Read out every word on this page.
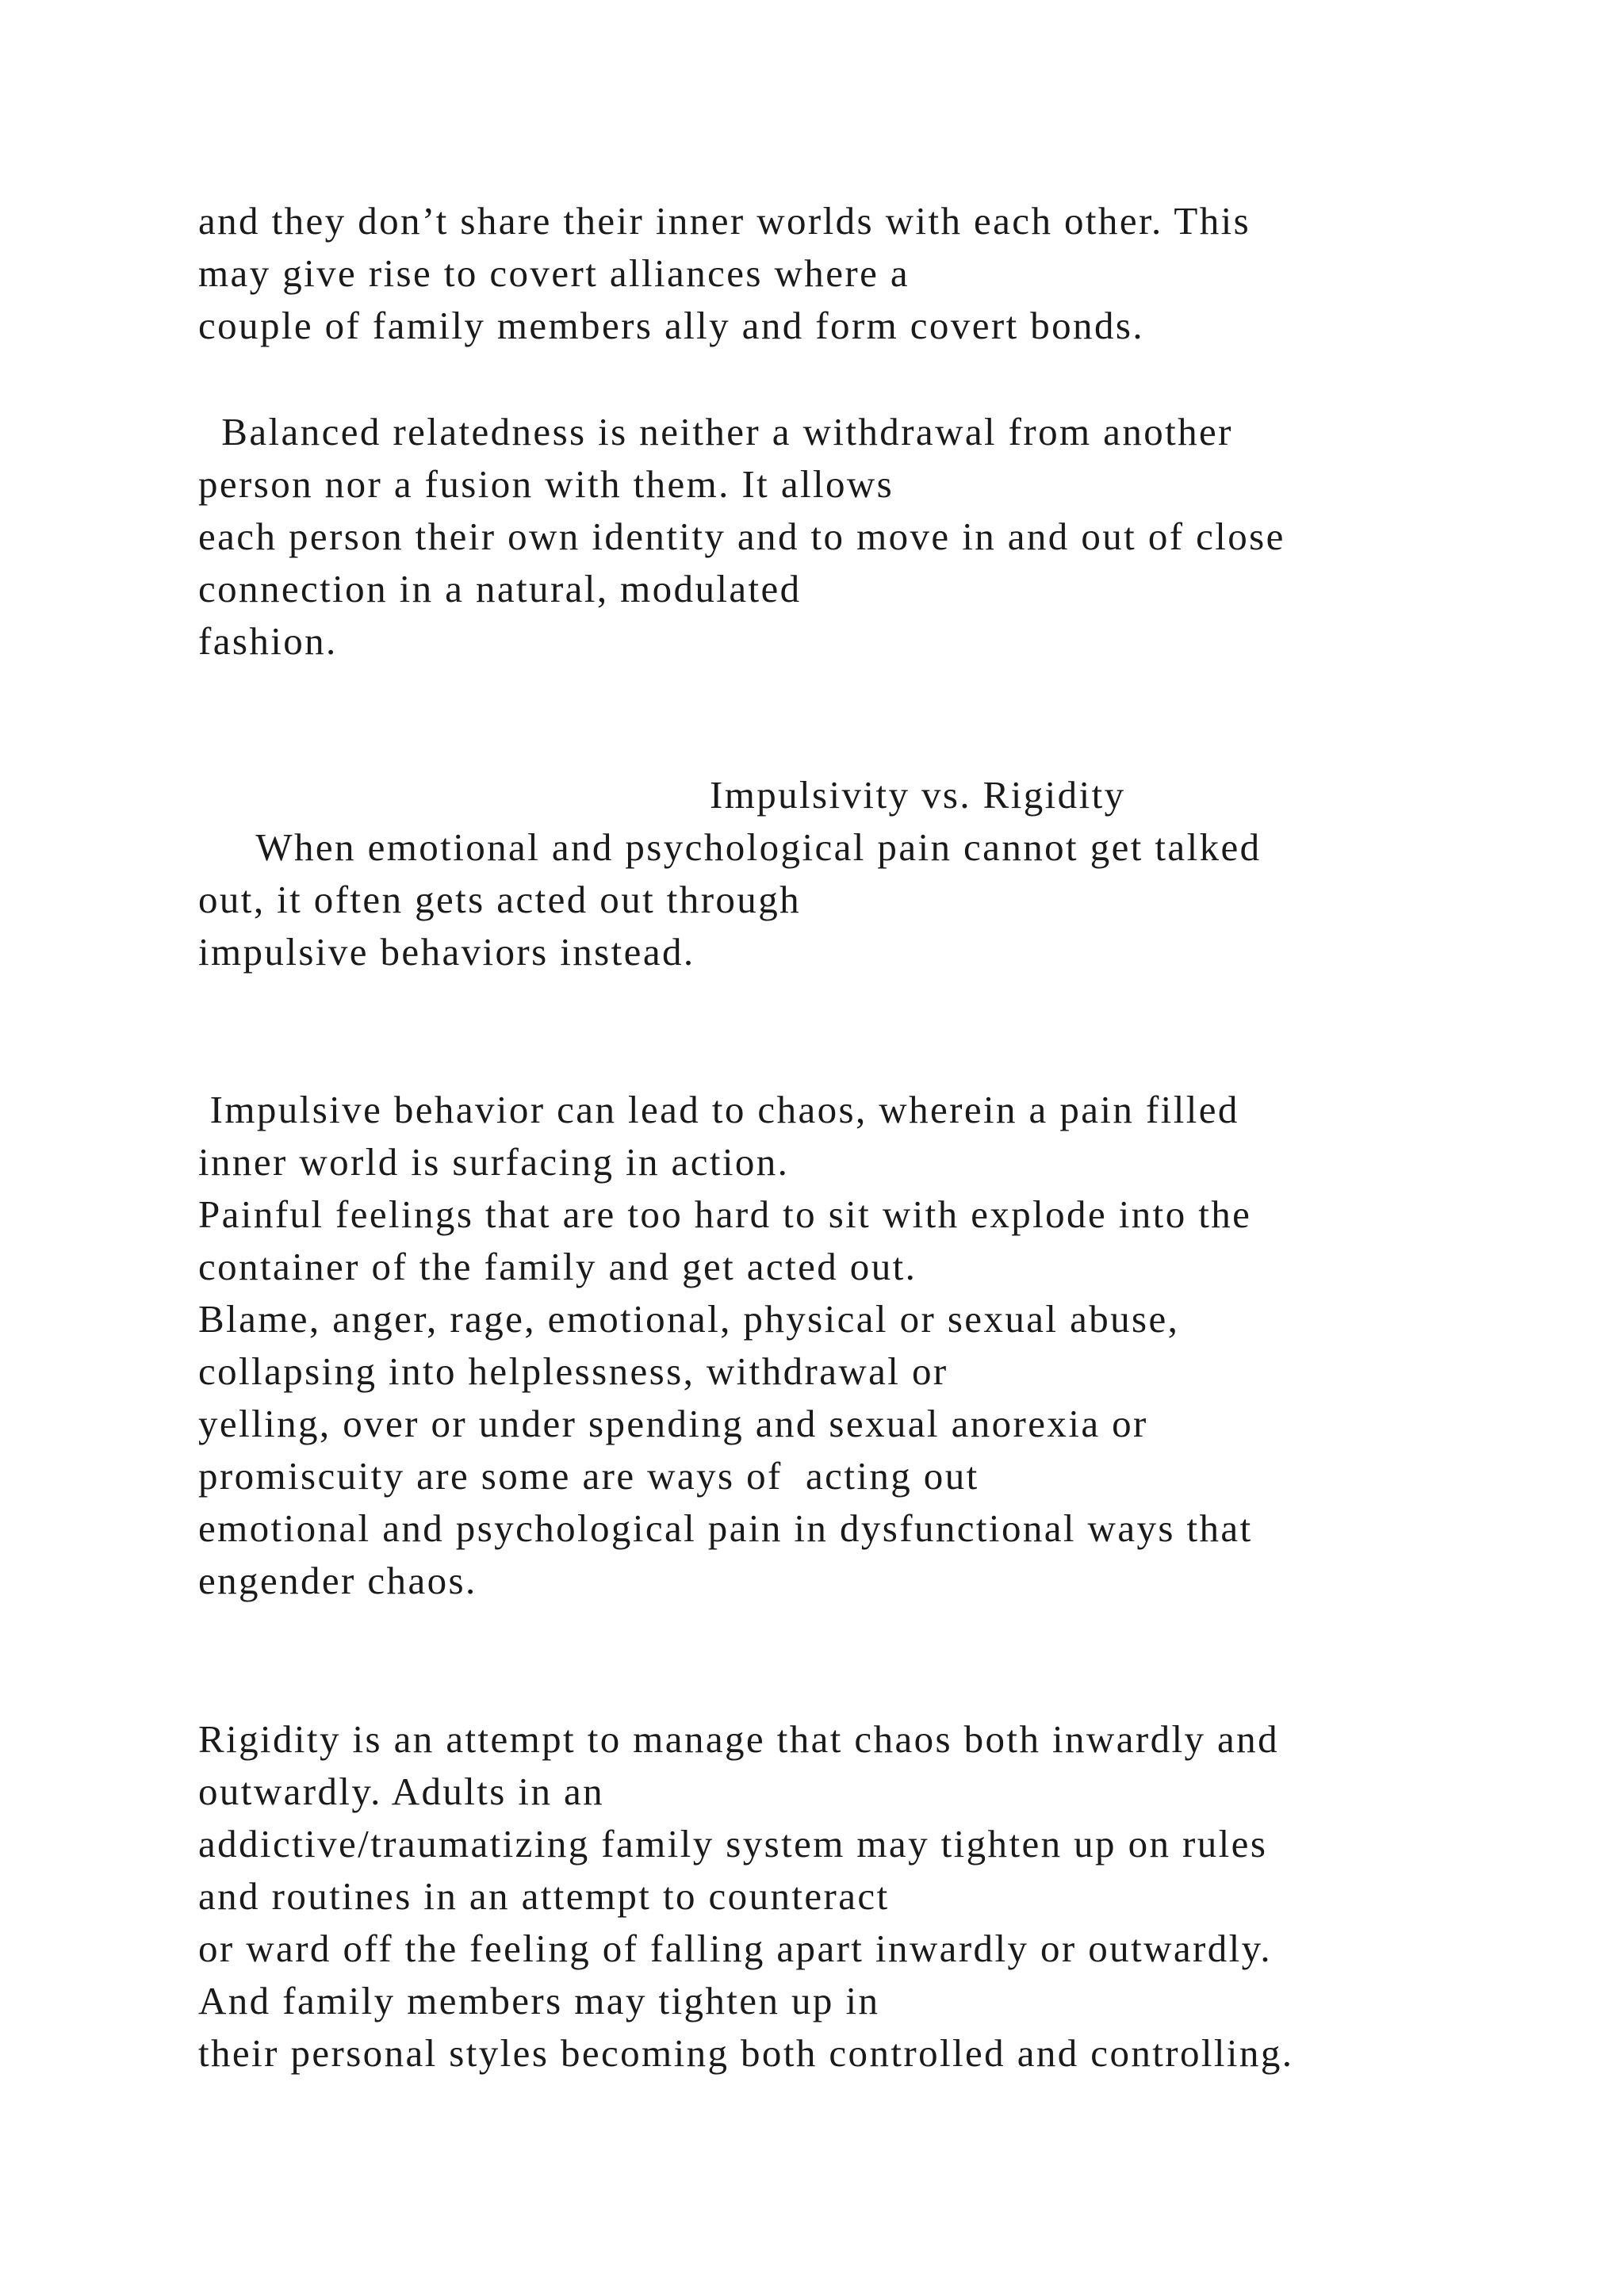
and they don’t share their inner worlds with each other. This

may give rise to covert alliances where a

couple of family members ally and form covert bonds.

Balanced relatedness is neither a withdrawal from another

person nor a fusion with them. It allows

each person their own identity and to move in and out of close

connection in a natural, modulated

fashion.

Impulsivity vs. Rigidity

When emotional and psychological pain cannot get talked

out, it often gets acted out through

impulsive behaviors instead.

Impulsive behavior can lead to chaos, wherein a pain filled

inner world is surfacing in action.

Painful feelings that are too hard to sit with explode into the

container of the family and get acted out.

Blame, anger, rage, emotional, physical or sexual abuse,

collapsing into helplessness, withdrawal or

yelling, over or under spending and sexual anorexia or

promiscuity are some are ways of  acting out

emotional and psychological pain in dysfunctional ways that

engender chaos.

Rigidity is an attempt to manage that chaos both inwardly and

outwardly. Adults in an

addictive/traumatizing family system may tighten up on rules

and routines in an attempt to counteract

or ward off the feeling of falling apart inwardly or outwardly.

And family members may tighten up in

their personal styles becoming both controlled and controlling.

What you need to do. From the listing above, print every entry precisely and drop the pictures.

Full answer.
Read out every word on this page.
and they don’t share their inner worlds with each other. This

may give rise to covert alliances where a

couple of family members ally and form covert bonds.

Balanced relatedness is neither a withdrawal from another

person nor a fusion with them. It allows

each person their own identity and to move in and out of close

connection in a natural, modulated

fashion.

Impulsivity vs. Rigidity

When emotional and psychological pain cannot get talked

out, it often gets acted out through

impulsive behaviors instead.

Impulsive behavior can lead to chaos, wherein a pain filled

inner world is surfacing in action.

Painful feelings that are too hard to sit with explode into the

container of the family and get acted out.

Blame, anger, rage, emotional, physical or sexual abuse,

collapsing into helplessness, withdrawal or

yelling, over or under spending and sexual anorexia or

promiscuity are some are ways of  acting out

emotional and psychological pain in dysfunctional ways that

engender chaos.

Rigidity is an attempt to manage that chaos both inwardly and

outwardly. Adults in an

addictive/traumatizing family system may tighten up on rules

and routines in an attempt to counteract

or ward off the feeling of falling apart inwardly or outwardly.

And family members may tighten up in

their personal styles becoming both controlled and controlling.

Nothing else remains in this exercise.